[EXERCISE BRIEF]: Copy each line holding the string "работу".

[DATA]:
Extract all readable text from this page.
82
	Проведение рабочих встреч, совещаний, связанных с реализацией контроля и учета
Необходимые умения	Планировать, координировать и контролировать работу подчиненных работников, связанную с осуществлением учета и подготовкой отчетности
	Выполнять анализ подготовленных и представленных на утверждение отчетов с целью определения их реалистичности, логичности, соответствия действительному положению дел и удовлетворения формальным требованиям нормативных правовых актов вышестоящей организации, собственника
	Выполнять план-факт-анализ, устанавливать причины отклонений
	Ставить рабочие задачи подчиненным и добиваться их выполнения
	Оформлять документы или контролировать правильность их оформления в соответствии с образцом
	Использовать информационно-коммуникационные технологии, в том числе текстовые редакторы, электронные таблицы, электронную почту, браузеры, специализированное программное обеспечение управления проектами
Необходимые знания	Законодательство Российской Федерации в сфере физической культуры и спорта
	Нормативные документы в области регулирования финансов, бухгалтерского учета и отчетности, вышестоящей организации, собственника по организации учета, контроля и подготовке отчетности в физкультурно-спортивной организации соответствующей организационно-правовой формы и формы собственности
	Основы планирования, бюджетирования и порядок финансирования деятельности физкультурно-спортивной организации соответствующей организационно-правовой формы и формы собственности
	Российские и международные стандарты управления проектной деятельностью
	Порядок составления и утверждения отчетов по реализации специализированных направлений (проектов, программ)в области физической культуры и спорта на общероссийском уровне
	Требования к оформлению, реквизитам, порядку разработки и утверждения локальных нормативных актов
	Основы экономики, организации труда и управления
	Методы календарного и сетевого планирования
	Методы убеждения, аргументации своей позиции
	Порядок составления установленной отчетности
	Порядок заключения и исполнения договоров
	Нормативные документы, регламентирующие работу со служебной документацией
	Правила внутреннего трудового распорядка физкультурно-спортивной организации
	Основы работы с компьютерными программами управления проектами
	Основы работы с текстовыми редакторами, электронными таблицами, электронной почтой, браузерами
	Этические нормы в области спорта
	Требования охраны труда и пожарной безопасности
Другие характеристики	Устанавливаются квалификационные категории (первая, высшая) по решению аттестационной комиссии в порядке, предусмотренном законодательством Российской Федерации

[THE RESPONSE]:
Необходимые умения	Планировать, координировать и контролировать работу подчиненных работников, связанную с осуществлением учета и подготовкой отчетности
	Нормативные документы, регламентирующие работу со служебной документацией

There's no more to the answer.